EXERCISE PROMPT >>
Repeat the data word for word. Do not include the pictures.

RECORDS SUPPLIED >>
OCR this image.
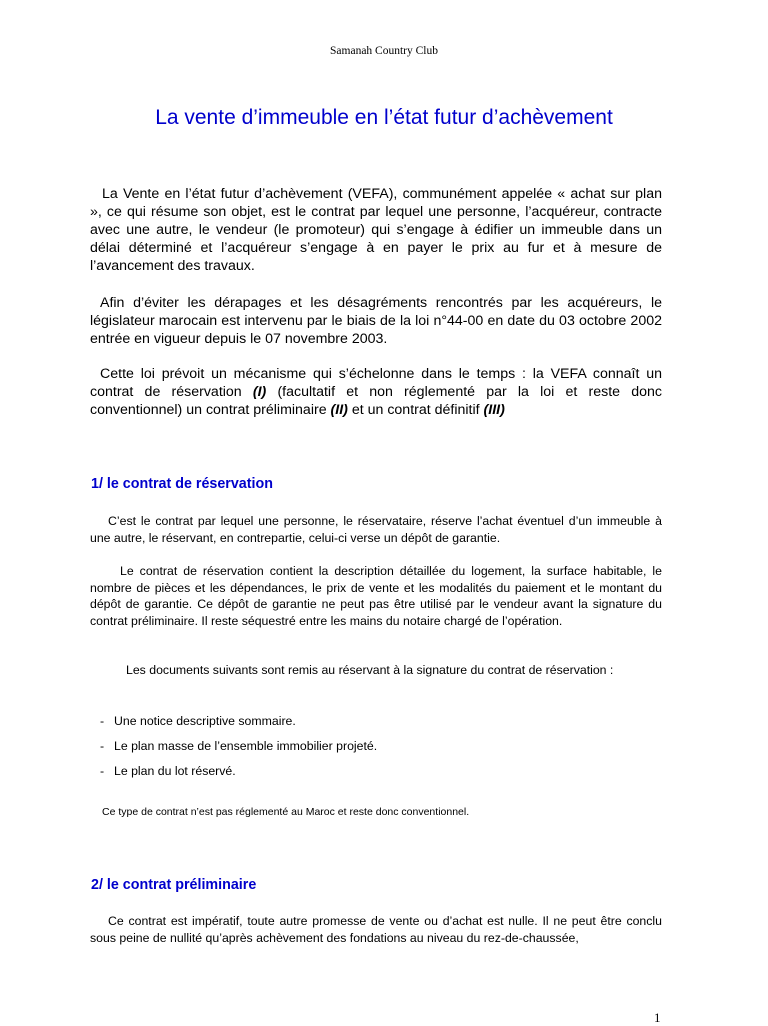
Samanah Country Club
La vente d’immeuble en l’état futur d’achèvement

La Vente en l’état futur d’achèvement (VEFA), communément appelée « achat sur plan », ce qui résume son objet, est le contrat par lequel une personne, l’acquéreur, contracte avec une autre, le vendeur (le promoteur) qui s’engage à édifier un immeuble dans un délai déterminé et l’acquéreur s’engage à en payer le prix au fur et à mesure de l’avancement des travaux.

Afin d’éviter les dérapages et les désagréments rencontrés par les acquéreurs, le législateur marocain est intervenu par le biais de la loi n°44-00 en date du 03 octobre 2002 entrée en vigueur depuis le 07 novembre 2003.

Cette loi prévoit un mécanisme qui s’échelonne dans le temps : la VEFA connaît un contrat de réservation (I) (facultatif et non réglementé par la loi et reste donc conventionnel) un contrat préliminaire (II) et un contrat définitif (III)

1/ le contrat de réservation

C’est le contrat par lequel une personne, le réservataire, réserve l’achat éventuel d’un immeuble à une autre, le réservant, en contrepartie, celui-ci verse un dépôt de garantie.

Le contrat de réservation contient la description détaillée du logement, la surface habitable, le nombre de pièces et les dépendances, le prix de vente et les modalités du paiement et le montant du dépôt de garantie. Ce dépôt de garantie ne peut pas être utilisé par le vendeur avant la signature du contrat préliminaire. Il reste séquestré entre les mains du notaire chargé de l’opération.

Les documents suivants sont remis au réservant à la signature du contrat de réservation :

- Une notice descriptive sommaire.
- Le plan masse de l’ensemble immobilier projeté.
- Le plan du lot réservé.

Ce type de contrat n’est pas réglementé au Maroc et reste donc conventionnel.

2/ le contrat préliminaire

Ce contrat est impératif, toute autre promesse de vente ou d’achat est nulle. Il ne peut être conclu sous peine de nullité qu’après achèvement des fondations au niveau du rez-de-chaussée,

1
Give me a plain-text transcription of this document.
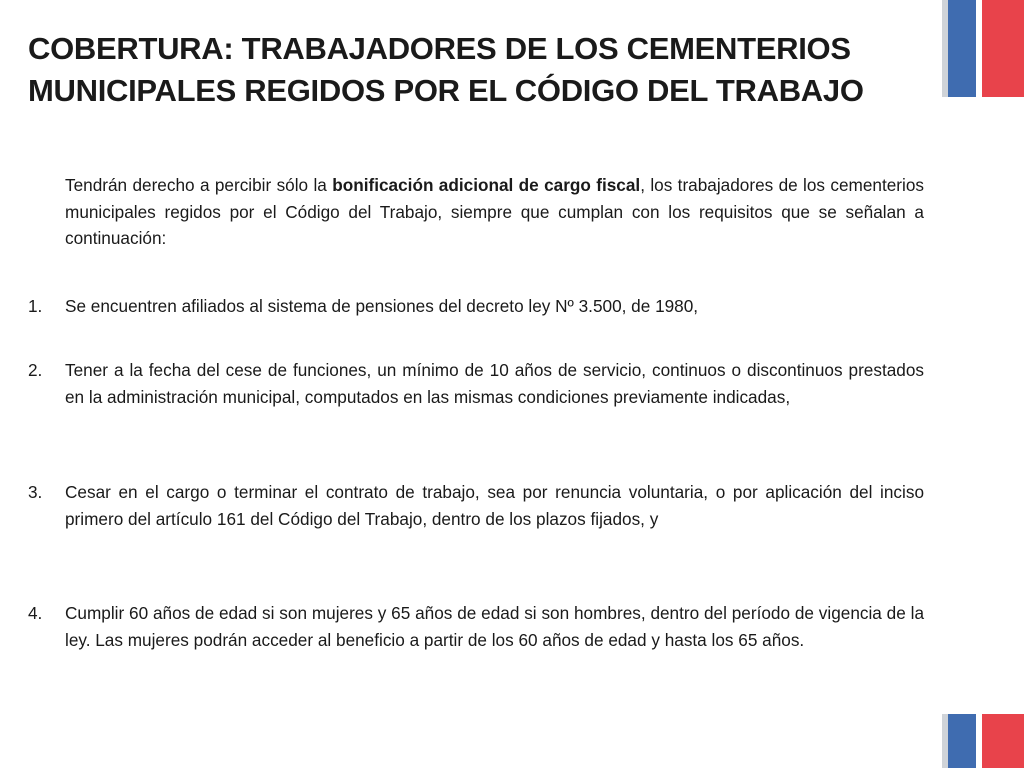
COBERTURA: TRABAJADORES DE LOS CEMENTERIOS
MUNICIPALES REGIDOS POR EL CÓDIGO DEL TRABAJO

Tendrán derecho a percibir sólo la bonificación adicional de cargo fiscal, los trabajadores de los cementerios municipales regidos por el Código del Trabajo, siempre que cumplan con los requisitos que se señalan a continuación:

1.	Se encuentren afiliados al sistema de pensiones del decreto ley Nº 3.500, de 1980,
2.	Tener a la fecha del cese de funciones, un mínimo de 10 años de servicio, continuos o discontinuos prestados en la administración municipal, computados en las mismas condiciones previamente indicadas,
3.	Cesar en el cargo o terminar el contrato de trabajo, sea por renuncia voluntaria, o por aplicación del inciso primero del artículo 161 del Código del Trabajo, dentro de los plazos fijados, y
4.	Cumplir 60 años de edad si son mujeres y 65 años de edad si son hombres, dentro del período de vigencia de la ley. Las mujeres podrán acceder al beneficio a partir de los 60 años de edad y hasta los 65 años.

EXERCISE ANSWER >>
OCR this image.
Samanah Country Club
La vente d’immeuble en l’état futur d’achèvement

La Vente en l’état futur d’achèvement (VEFA), communément appelée « achat sur plan », ce qui résume son objet, est le contrat par lequel une personne, l’acquéreur, contracte avec une autre, le vendeur (le promoteur) qui s’engage à édifier un immeuble dans un délai déterminé et l’acquéreur s’engage à en payer le prix au fur et à mesure de l’avancement des travaux.

Afin d’éviter les dérapages et les désagréments rencontrés par les acquéreurs, le législateur marocain est intervenu par le biais de la loi n°44-00 en date du 03 octobre 2002 entrée en vigueur depuis le 07 novembre 2003.

Cette loi prévoit un mécanisme qui s’échelonne dans le temps : la VEFA connaît un contrat de réservation (I) (facultatif et non réglementé par la loi et reste donc conventionnel) un contrat préliminaire (II) et un contrat définitif (III)

1/ le contrat de réservation

C’est le contrat par lequel une personne, le réservataire, réserve l’achat éventuel d’un immeuble à une autre, le réservant, en contrepartie, celui-ci verse un dépôt de garantie.

Le contrat de réservation contient la description détaillée du logement, la surface habitable, le nombre de pièces et les dépendances, le prix de vente et les modalités du paiement et le montant du dépôt de garantie. Ce dépôt de garantie ne peut pas être utilisé par le vendeur avant la signature du contrat préliminaire. Il reste séquestré entre les mains du notaire chargé de l’opération.

Les documents suivants sont remis au réservant à la signature du contrat de réservation :

- Une notice descriptive sommaire.
- Le plan masse de l’ensemble immobilier projeté.
- Le plan du lot réservé.

Ce type de contrat n’est pas réglementé au Maroc et reste donc conventionnel.

2/ le contrat préliminaire

Ce contrat est impératif, toute autre promesse de vente ou d’achat est nulle. Il ne peut être conclu sous peine de nullité qu’après achèvement des fondations au niveau du rez-de-chaussée,

1
Give me a plain-text transcription of this document.
COBERTURA: TRABAJADORES DE LOS CEMENTERIOS
MUNICIPALES REGIDOS POR EL CÓDIGO DEL TRABAJO

Tendrán derecho a percibir sólo la bonificación adicional de cargo fiscal, los trabajadores de los cementerios municipales regidos por el Código del Trabajo, siempre que cumplan con los requisitos que se señalan a continuación:

1.	Se encuentren afiliados al sistema de pensiones del decreto ley Nº 3.500, de 1980,
2.	Tener a la fecha del cese de funciones, un mínimo de 10 años de servicio, continuos o discontinuos prestados en la administración municipal, computados en las mismas condiciones previamente indicadas,
3.	Cesar en el cargo o terminar el contrato de trabajo, sea por renuncia voluntaria, o por aplicación del inciso primero del artículo 161 del Código del Trabajo, dentro de los plazos fijados, y
4.	Cumplir 60 años de edad si son mujeres y 65 años de edad si son hombres, dentro del período de vigencia de la ley. Las mujeres podrán acceder al beneficio a partir de los 60 años de edad y hasta los 65 años.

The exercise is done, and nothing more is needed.